[START Data for the task]

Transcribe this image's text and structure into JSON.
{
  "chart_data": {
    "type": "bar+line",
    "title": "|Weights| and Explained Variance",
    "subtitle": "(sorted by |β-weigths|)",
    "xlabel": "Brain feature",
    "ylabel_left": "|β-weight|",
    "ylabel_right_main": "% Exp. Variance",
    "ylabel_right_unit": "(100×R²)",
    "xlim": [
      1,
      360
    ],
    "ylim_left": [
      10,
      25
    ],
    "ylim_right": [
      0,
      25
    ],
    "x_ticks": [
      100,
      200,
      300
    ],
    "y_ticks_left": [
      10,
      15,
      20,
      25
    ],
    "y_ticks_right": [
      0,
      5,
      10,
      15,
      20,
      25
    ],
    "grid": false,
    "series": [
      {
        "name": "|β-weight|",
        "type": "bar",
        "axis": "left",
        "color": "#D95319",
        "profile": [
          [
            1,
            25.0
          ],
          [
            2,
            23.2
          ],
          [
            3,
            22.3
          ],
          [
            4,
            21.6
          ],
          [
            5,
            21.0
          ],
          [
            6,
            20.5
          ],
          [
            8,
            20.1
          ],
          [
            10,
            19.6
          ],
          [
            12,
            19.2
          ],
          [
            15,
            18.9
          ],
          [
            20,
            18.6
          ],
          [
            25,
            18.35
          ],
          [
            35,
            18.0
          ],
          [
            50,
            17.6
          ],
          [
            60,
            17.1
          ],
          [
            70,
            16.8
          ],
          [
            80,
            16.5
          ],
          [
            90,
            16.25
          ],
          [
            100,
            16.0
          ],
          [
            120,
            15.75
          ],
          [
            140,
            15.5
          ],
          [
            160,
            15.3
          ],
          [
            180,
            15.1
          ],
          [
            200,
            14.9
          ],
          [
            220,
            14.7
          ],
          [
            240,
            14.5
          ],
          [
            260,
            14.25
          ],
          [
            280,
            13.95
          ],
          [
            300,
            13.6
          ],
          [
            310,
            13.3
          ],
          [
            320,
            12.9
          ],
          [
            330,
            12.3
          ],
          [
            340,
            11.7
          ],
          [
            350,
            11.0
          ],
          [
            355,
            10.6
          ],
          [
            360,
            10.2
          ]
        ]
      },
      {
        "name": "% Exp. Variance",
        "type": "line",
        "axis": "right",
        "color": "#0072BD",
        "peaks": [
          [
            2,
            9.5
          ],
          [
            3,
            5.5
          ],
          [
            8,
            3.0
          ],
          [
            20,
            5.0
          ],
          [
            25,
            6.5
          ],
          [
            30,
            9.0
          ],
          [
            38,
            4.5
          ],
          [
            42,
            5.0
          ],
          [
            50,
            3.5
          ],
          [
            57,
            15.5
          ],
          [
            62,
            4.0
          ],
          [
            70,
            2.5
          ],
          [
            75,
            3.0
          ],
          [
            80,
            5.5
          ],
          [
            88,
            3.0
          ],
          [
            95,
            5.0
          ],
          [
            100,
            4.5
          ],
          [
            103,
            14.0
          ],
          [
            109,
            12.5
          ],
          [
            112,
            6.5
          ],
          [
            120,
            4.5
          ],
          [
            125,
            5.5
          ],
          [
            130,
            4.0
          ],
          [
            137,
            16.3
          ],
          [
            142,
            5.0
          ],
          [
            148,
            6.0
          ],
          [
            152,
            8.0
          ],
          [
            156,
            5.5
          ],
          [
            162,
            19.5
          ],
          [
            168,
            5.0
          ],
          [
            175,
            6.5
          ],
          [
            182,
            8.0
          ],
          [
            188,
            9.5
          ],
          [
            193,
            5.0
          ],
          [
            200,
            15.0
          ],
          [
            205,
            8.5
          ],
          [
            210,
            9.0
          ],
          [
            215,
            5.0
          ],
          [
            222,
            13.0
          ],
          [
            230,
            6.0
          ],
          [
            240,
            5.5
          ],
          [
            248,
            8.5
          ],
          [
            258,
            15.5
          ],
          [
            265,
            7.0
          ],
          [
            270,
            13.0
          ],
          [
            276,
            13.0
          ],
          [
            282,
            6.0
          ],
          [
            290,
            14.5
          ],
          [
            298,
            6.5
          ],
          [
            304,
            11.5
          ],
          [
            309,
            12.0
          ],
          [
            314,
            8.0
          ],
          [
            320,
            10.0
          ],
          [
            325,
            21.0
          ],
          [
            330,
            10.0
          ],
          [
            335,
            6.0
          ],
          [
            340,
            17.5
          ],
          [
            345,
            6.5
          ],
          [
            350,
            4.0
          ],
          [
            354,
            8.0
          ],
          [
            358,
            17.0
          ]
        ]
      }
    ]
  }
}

[END Data for the task]
[START Data for the task]

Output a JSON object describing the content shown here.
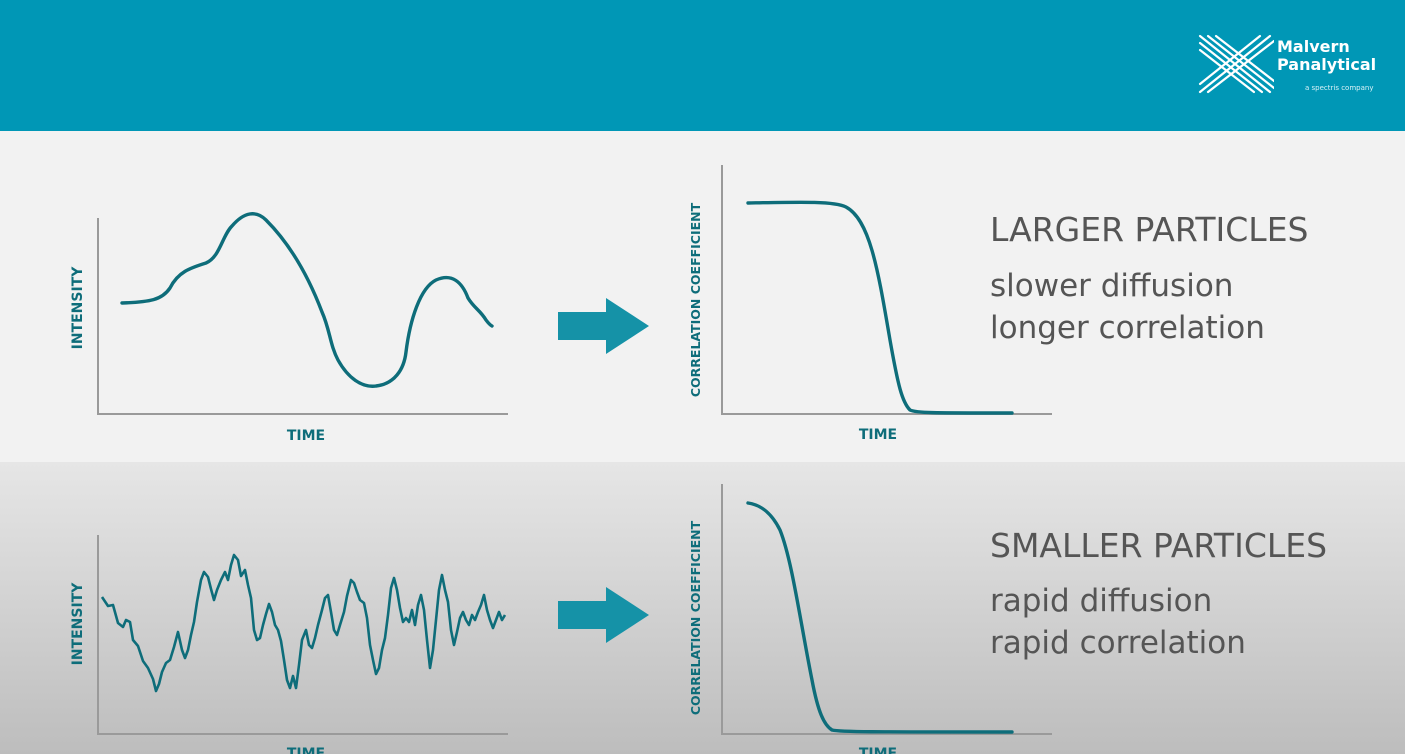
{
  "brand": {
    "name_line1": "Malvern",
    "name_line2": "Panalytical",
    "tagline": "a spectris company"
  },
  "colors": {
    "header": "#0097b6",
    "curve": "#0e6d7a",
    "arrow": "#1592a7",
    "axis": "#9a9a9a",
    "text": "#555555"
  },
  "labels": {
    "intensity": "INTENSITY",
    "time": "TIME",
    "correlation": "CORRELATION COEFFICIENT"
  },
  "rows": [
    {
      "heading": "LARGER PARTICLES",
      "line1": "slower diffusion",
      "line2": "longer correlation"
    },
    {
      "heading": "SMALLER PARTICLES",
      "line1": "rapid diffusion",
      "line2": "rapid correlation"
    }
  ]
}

[END Data for the task]

*Stated problem:* Go through the material and select each line with the string "diffusion" in it.

*Correct answer:*
      "line1": "slower diffusion",
      "line1": "rapid diffusion",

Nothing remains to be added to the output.